+++ DATA +++

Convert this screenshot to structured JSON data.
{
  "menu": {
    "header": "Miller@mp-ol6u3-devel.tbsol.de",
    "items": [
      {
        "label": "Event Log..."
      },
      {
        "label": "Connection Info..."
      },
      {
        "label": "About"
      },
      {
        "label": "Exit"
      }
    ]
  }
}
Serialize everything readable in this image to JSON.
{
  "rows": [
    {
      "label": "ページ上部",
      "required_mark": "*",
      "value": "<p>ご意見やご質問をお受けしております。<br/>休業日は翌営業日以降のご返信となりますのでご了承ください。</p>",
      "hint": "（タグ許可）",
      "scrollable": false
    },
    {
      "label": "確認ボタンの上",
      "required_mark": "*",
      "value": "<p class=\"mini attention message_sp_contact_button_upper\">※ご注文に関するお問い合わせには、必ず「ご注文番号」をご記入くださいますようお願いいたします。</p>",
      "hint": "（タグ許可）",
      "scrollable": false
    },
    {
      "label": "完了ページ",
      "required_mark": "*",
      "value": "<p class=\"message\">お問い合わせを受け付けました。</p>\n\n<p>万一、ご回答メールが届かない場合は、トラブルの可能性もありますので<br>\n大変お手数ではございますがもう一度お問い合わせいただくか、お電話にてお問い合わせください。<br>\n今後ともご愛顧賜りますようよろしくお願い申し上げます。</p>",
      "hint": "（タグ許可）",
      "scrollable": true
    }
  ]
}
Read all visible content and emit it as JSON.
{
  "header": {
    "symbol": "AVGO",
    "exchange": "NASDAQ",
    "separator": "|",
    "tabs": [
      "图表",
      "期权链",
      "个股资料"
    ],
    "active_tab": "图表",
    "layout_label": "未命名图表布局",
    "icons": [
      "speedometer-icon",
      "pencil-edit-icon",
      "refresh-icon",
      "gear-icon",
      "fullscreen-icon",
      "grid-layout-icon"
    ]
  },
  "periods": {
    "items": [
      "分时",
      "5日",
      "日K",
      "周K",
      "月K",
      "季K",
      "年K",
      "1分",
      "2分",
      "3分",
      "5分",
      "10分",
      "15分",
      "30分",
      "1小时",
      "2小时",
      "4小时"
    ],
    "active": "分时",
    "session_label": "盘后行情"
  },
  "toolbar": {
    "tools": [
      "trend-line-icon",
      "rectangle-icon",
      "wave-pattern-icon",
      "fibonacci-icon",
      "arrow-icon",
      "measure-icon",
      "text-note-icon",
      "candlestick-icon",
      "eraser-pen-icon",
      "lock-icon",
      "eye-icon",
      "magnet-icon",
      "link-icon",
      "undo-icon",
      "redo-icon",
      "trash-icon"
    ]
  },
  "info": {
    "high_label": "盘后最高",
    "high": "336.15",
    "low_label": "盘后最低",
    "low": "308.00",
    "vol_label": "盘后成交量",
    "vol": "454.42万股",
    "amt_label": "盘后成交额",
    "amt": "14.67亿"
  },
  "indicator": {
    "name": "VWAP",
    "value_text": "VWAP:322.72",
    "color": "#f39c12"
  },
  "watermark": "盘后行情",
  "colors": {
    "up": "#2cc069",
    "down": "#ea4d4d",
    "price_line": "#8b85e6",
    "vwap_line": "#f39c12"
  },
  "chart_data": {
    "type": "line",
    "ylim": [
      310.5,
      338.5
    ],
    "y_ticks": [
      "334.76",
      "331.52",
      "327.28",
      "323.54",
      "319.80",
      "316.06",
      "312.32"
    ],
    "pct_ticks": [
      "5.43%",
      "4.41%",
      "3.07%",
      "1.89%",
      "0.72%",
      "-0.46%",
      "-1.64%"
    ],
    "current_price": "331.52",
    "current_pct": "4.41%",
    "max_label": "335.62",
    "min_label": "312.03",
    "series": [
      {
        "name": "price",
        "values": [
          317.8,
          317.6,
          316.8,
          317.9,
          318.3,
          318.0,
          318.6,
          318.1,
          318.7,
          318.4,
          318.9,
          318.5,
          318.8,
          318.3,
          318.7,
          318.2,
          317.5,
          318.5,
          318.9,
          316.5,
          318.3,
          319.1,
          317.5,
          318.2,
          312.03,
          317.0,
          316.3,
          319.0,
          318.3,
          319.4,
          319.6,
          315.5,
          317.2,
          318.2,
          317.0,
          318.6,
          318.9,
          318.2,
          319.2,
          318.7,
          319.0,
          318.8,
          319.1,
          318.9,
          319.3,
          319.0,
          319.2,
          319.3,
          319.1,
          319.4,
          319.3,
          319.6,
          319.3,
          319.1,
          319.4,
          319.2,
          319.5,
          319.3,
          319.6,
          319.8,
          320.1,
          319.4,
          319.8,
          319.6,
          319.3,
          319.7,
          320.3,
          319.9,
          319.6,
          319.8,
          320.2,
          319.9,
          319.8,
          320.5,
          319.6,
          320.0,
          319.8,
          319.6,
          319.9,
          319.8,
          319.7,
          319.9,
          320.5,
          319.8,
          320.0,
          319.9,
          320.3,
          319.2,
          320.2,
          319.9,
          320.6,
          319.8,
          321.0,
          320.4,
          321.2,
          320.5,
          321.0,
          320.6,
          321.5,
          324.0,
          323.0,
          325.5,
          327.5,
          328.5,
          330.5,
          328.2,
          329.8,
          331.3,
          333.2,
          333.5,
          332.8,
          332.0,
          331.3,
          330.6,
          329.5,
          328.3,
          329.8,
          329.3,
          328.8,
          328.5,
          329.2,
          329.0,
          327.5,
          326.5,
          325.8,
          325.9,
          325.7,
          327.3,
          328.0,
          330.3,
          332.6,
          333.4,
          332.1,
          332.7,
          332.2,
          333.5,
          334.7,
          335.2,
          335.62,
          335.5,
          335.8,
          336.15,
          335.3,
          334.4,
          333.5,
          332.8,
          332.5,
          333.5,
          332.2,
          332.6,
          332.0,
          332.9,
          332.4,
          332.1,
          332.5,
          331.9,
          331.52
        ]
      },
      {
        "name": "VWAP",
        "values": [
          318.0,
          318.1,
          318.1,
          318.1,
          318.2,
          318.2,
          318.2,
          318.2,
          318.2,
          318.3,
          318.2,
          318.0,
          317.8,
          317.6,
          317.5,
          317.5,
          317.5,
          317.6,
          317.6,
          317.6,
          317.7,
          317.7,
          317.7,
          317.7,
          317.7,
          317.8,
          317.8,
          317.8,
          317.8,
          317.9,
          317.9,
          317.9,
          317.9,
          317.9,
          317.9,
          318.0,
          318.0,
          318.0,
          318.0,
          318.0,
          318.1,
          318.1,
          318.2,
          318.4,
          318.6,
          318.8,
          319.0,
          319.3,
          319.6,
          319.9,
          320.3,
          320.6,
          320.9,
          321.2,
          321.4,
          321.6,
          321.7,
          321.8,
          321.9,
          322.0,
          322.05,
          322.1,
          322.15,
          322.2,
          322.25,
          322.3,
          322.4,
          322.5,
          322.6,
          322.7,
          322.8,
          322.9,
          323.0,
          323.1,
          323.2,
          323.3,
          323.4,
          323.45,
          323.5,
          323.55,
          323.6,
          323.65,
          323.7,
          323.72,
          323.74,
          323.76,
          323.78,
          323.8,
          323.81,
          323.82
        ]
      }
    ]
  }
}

+++

§ **EXERCISE INSTRUCTIONS**
Output each record precisely as given.

§ **EXERCISE RESULT**
Convert this screenshot to structured JSON data.
{
  "menu": {
    "header": "Miller@mp-ol6u3-devel.tbsol.de",
    "items": [
      {
        "label": "Event Log..."
      },
      {
        "label": "Connection Info..."
      },
      {
        "label": "About"
      },
      {
        "label": "Exit"
      }
    ]
  }
}
Serialize everything readable in this image to JSON.
{
  "rows": [
    {
      "label": "ページ上部",
      "required_mark": "*",
      "value": "<p>ご意見やご質問をお受けしております。<br/>休業日は翌営業日以降のご返信となりますのでご了承ください。</p>",
      "hint": "（タグ許可）",
      "scrollable": false
    },
    {
      "label": "確認ボタンの上",
      "required_mark": "*",
      "value": "<p class=\"mini attention message_sp_contact_button_upper\">※ご注文に関するお問い合わせには、必ず「ご注文番号」をご記入くださいますようお願いいたします。</p>",
      "hint": "（タグ許可）",
      "scrollable": false
    },
    {
      "label": "完了ページ",
      "required_mark": "*",
      "value": "<p class=\"message\">お問い合わせを受け付けました。</p>\n\n<p>万一、ご回答メールが届かない場合は、トラブルの可能性もありますので<br>\n大変お手数ではございますがもう一度お問い合わせいただくか、お電話にてお問い合わせください。<br>\n今後ともご愛顧賜りますようよろしくお願い申し上げます。</p>",
      "hint": "（タグ許可）",
      "scrollable": true
    }
  ]
}
Read all visible content and emit it as JSON.
{
  "header": {
    "symbol": "AVGO",
    "exchange": "NASDAQ",
    "separator": "|",
    "tabs": [
      "图表",
      "期权链",
      "个股资料"
    ],
    "active_tab": "图表",
    "layout_label": "未命名图表布局",
    "icons": [
      "speedometer-icon",
      "pencil-edit-icon",
      "refresh-icon",
      "gear-icon",
      "fullscreen-icon",
      "grid-layout-icon"
    ]
  },
  "periods": {
    "items": [
      "分时",
      "5日",
      "日K",
      "周K",
      "月K",
      "季K",
      "年K",
      "1分",
      "2分",
      "3分",
      "5分",
      "10分",
      "15分",
      "30分",
      "1小时",
      "2小时",
      "4小时"
    ],
    "active": "分时",
    "session_label": "盘后行情"
  },
  "toolbar": {
    "tools": [
      "trend-line-icon",
      "rectangle-icon",
      "wave-pattern-icon",
      "fibonacci-icon",
      "arrow-icon",
      "measure-icon",
      "text-note-icon",
      "candlestick-icon",
      "eraser-pen-icon",
      "lock-icon",
      "eye-icon",
      "magnet-icon",
      "link-icon",
      "undo-icon",
      "redo-icon",
      "trash-icon"
    ]
  },
  "info": {
    "high_label": "盘后最高",
    "high": "336.15",
    "low_label": "盘后最低",
    "low": "308.00",
    "vol_label": "盘后成交量",
    "vol": "454.42万股",
    "amt_label": "盘后成交额",
    "amt": "14.67亿"
  },
  "indicator": {
    "name": "VWAP",
    "value_text": "VWAP:322.72",
    "color": "#f39c12"
  },
  "watermark": "盘后行情",
  "colors": {
    "up": "#2cc069",
    "down": "#ea4d4d",
    "price_line": "#8b85e6",
    "vwap_line": "#f39c12"
  },
  "chart_data": {
    "type": "line",
    "ylim": [
      310.5,
      338.5
    ],
    "y_ticks": [
      "334.76",
      "331.52",
      "327.28",
      "323.54",
      "319.80",
      "316.06",
      "312.32"
    ],
    "pct_ticks": [
      "5.43%",
      "4.41%",
      "3.07%",
      "1.89%",
      "0.72%",
      "-0.46%",
      "-1.64%"
    ],
    "current_price": "331.52",
    "current_pct": "4.41%",
    "max_label": "335.62",
    "min_label": "312.03",
    "series": [
      {
        "name": "price",
        "values": [
          317.8,
          317.6,
          316.8,
          317.9,
          318.3,
          318.0,
          318.6,
          318.1,
          318.7,
          318.4,
          318.9,
          318.5,
          318.8,
          318.3,
          318.7,
          318.2,
          317.5,
          318.5,
          318.9,
          316.5,
          318.3,
          319.1,
          317.5,
          318.2,
          312.03,
          317.0,
          316.3,
          319.0,
          318.3,
          319.4,
          319.6,
          315.5,
          317.2,
          318.2,
          317.0,
          318.6,
          318.9,
          318.2,
          319.2,
          318.7,
          319.0,
          318.8,
          319.1,
          318.9,
          319.3,
          319.0,
          319.2,
          319.3,
          319.1,
          319.4,
          319.3,
          319.6,
          319.3,
          319.1,
          319.4,
          319.2,
          319.5,
          319.3,
          319.6,
          319.8,
          320.1,
          319.4,
          319.8,
          319.6,
          319.3,
          319.7,
          320.3,
          319.9,
          319.6,
          319.8,
          320.2,
          319.9,
          319.8,
          320.5,
          319.6,
          320.0,
          319.8,
          319.6,
          319.9,
          319.8,
          319.7,
          319.9,
          320.5,
          319.8,
          320.0,
          319.9,
          320.3,
          319.2,
          320.2,
          319.9,
          320.6,
          319.8,
          321.0,
          320.4,
          321.2,
          320.5,
          321.0,
          320.6,
          321.5,
          324.0,
          323.0,
          325.5,
          327.5,
          328.5,
          330.5,
          328.2,
          329.8,
          331.3,
          333.2,
          333.5,
          332.8,
          332.0,
          331.3,
          330.6,
          329.5,
          328.3,
          329.8,
          329.3,
          328.8,
          328.5,
          329.2,
          329.0,
          327.5,
          326.5,
          325.8,
          325.9,
          325.7,
          327.3,
          328.0,
          330.3,
          332.6,
          333.4,
          332.1,
          332.7,
          332.2,
          333.5,
          334.7,
          335.2,
          335.62,
          335.5,
          335.8,
          336.15,
          335.3,
          334.4,
          333.5,
          332.8,
          332.5,
          333.5,
          332.2,
          332.6,
          332.0,
          332.9,
          332.4,
          332.1,
          332.5,
          331.9,
          331.52
        ]
      },
      {
        "name": "VWAP",
        "values": [
          318.0,
          318.1,
          318.1,
          318.1,
          318.2,
          318.2,
          318.2,
          318.2,
          318.2,
          318.3,
          318.2,
          318.0,
          317.8,
          317.6,
          317.5,
          317.5,
          317.5,
          317.6,
          317.6,
          317.6,
          317.7,
          317.7,
          317.7,
          317.7,
          317.7,
          317.8,
          317.8,
          317.8,
          317.8,
          317.9,
          317.9,
          317.9,
          317.9,
          317.9,
          317.9,
          318.0,
          318.0,
          318.0,
          318.0,
          318.0,
          318.1,
          318.1,
          318.2,
          318.4,
          318.6,
          318.8,
          319.0,
          319.3,
          319.6,
          319.9,
          320.3,
          320.6,
          320.9,
          321.2,
          321.4,
          321.6,
          321.7,
          321.8,
          321.9,
          322.0,
          322.05,
          322.1,
          322.15,
          322.2,
          322.25,
          322.3,
          322.4,
          322.5,
          322.6,
          322.7,
          322.8,
          322.9,
          323.0,
          323.1,
          323.2,
          323.3,
          323.4,
          323.45,
          323.5,
          323.55,
          323.6,
          323.65,
          323.7,
          323.72,
          323.74,
          323.76,
          323.78,
          323.8,
          323.81,
          323.82
        ]
      }
    ]
  }
}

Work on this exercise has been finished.